▶ _Task directions_
Each line below should be reproduced without any alteration.

▶ _Data shown_
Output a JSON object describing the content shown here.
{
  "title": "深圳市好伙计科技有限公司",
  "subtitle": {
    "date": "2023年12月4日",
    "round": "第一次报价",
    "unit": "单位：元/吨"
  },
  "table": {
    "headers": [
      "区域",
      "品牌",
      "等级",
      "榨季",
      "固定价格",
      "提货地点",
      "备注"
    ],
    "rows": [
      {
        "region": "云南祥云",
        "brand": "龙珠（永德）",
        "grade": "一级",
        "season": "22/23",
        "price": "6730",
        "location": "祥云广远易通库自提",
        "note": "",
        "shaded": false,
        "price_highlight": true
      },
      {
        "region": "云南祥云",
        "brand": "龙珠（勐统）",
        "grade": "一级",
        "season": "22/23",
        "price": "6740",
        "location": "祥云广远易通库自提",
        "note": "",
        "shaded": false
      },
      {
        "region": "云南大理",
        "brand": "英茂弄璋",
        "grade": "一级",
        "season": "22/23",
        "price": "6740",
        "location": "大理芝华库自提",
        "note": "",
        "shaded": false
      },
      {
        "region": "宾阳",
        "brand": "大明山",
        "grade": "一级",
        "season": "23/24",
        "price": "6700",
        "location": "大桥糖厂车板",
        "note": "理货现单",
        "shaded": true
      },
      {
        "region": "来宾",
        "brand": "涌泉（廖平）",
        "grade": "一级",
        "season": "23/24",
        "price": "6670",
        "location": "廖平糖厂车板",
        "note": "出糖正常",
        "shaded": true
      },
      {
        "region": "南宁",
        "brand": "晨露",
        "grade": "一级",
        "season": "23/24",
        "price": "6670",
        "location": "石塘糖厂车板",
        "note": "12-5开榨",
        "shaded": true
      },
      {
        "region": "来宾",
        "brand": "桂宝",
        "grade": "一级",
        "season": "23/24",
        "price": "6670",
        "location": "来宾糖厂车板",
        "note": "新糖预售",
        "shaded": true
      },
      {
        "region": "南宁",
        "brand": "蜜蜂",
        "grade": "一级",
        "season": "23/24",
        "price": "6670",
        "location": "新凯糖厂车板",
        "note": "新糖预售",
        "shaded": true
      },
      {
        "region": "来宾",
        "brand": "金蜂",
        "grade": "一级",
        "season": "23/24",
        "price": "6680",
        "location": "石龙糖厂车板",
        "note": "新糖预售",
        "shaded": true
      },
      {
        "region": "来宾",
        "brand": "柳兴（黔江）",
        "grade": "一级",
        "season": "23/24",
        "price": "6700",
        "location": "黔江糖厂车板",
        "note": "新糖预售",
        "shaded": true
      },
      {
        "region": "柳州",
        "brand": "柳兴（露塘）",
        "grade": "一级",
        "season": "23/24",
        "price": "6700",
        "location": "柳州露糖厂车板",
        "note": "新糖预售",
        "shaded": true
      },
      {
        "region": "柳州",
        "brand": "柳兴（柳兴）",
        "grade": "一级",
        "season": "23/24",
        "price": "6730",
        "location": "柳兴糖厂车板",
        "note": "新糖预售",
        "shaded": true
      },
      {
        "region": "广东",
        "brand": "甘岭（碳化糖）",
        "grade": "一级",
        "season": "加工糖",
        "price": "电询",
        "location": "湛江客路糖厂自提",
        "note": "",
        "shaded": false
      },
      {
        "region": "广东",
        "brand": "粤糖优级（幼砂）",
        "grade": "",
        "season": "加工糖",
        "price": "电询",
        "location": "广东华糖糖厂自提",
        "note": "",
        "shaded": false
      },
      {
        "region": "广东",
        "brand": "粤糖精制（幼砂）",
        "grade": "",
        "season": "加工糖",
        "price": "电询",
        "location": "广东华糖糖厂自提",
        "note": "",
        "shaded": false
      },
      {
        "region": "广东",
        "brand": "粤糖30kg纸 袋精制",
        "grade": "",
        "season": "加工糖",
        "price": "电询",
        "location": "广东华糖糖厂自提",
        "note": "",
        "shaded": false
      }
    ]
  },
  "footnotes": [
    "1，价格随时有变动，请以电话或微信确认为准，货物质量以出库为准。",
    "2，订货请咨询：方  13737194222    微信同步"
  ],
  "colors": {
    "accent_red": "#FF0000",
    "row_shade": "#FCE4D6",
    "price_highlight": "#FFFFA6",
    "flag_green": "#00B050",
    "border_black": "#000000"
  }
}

▶ _Task output_
Output a JSON object describing the content shown here.
{
  "title": "深圳市好伙计科技有限公司",
  "subtitle": {
    "date": "2023年12月4日",
    "round": "第一次报价",
    "unit": "单位：元/吨"
  },
  "table": {
    "headers": [
      "区域",
      "品牌",
      "等级",
      "榨季",
      "固定价格",
      "提货地点",
      "备注"
    ],
    "rows": [
      {
        "region": "云南祥云",
        "brand": "龙珠（永德）",
        "grade": "一级",
        "season": "22/23",
        "price": "6730",
        "location": "祥云广远易通库自提",
        "note": "",
        "shaded": false,
        "price_highlight": true
      },
      {
        "region": "云南祥云",
        "brand": "龙珠（勐统）",
        "grade": "一级",
        "season": "22/23",
        "price": "6740",
        "location": "祥云广远易通库自提",
        "note": "",
        "shaded": false
      },
      {
        "region": "云南大理",
        "brand": "英茂弄璋",
        "grade": "一级",
        "season": "22/23",
        "price": "6740",
        "location": "大理芝华库自提",
        "note": "",
        "shaded": false
      },
      {
        "region": "宾阳",
        "brand": "大明山",
        "grade": "一级",
        "season": "23/24",
        "price": "6700",
        "location": "大桥糖厂车板",
        "note": "理货现单",
        "shaded": true
      },
      {
        "region": "来宾",
        "brand": "涌泉（廖平）",
        "grade": "一级",
        "season": "23/24",
        "price": "6670",
        "location": "廖平糖厂车板",
        "note": "出糖正常",
        "shaded": true
      },
      {
        "region": "南宁",
        "brand": "晨露",
        "grade": "一级",
        "season": "23/24",
        "price": "6670",
        "location": "石塘糖厂车板",
        "note": "12-5开榨",
        "shaded": true
      },
      {
        "region": "来宾",
        "brand": "桂宝",
        "grade": "一级",
        "season": "23/24",
        "price": "6670",
        "location": "来宾糖厂车板",
        "note": "新糖预售",
        "shaded": true
      },
      {
        "region": "南宁",
        "brand": "蜜蜂",
        "grade": "一级",
        "season": "23/24",
        "price": "6670",
        "location": "新凯糖厂车板",
        "note": "新糖预售",
        "shaded": true
      },
      {
        "region": "来宾",
        "brand": "金蜂",
        "grade": "一级",
        "season": "23/24",
        "price": "6680",
        "location": "石龙糖厂车板",
        "note": "新糖预售",
        "shaded": true
      },
      {
        "region": "来宾",
        "brand": "柳兴（黔江）",
        "grade": "一级",
        "season": "23/24",
        "price": "6700",
        "location": "黔江糖厂车板",
        "note": "新糖预售",
        "shaded": true
      },
      {
        "region": "柳州",
        "brand": "柳兴（露塘）",
        "grade": "一级",
        "season": "23/24",
        "price": "6700",
        "location": "柳州露糖厂车板",
        "note": "新糖预售",
        "shaded": true
      },
      {
        "region": "柳州",
        "brand": "柳兴（柳兴）",
        "grade": "一级",
        "season": "23/24",
        "price": "6730",
        "location": "柳兴糖厂车板",
        "note": "新糖预售",
        "shaded": true
      },
      {
        "region": "广东",
        "brand": "甘岭（碳化糖）",
        "grade": "一级",
        "season": "加工糖",
        "price": "电询",
        "location": "湛江客路糖厂自提",
        "note": "",
        "shaded": false
      },
      {
        "region": "广东",
        "brand": "粤糖优级（幼砂）",
        "grade": "",
        "season": "加工糖",
        "price": "电询",
        "location": "广东华糖糖厂自提",
        "note": "",
        "shaded": false
      },
      {
        "region": "广东",
        "brand": "粤糖精制（幼砂）",
        "grade": "",
        "season": "加工糖",
        "price": "电询",
        "location": "广东华糖糖厂自提",
        "note": "",
        "shaded": false
      },
      {
        "region": "广东",
        "brand": "粤糖30kg纸 袋精制",
        "grade": "",
        "season": "加工糖",
        "price": "电询",
        "location": "广东华糖糖厂自提",
        "note": "",
        "shaded": false
      }
    ]
  },
  "footnotes": [
    "1，价格随时有变动，请以电话或微信确认为准，货物质量以出库为准。",
    "2，订货请咨询：方  13737194222    微信同步"
  ],
  "colors": {
    "accent_red": "#FF0000",
    "row_shade": "#FCE4D6",
    "price_highlight": "#FFFFA6",
    "flag_green": "#00B050",
    "border_black": "#000000"
  }
}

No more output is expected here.